↓↓↓

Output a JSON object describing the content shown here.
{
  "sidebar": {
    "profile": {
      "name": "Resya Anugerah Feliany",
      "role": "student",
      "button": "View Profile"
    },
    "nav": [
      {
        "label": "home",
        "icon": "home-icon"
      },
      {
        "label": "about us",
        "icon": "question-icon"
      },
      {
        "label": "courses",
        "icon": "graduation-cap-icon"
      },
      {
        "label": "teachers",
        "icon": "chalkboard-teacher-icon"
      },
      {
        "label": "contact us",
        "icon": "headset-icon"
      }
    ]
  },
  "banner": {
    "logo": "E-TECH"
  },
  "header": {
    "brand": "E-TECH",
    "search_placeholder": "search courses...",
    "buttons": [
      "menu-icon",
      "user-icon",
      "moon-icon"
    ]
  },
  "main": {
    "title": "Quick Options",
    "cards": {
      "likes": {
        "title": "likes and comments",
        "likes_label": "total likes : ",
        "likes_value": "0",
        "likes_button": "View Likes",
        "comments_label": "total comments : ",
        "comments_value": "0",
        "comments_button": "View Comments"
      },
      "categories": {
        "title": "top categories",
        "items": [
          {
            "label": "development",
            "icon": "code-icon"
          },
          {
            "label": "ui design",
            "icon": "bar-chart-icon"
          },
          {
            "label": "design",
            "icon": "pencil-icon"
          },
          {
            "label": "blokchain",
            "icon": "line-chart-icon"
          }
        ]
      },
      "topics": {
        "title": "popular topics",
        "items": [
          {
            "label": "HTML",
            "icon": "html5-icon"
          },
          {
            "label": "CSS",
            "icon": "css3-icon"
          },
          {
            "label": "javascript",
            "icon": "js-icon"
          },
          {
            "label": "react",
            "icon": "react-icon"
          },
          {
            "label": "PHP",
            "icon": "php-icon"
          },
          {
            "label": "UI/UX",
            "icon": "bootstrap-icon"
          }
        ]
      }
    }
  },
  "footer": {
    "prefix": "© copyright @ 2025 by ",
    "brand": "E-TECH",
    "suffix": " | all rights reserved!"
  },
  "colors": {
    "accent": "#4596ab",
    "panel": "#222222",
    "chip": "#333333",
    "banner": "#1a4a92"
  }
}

↑↑↑

WHAT TO DO = Only lines with "title" are wanted here; list each of them.

TASK RESPONSE =
    "title": "Quick Options",
        "title": "likes and comments",
        "title": "top categories",
        "title": "popular topics",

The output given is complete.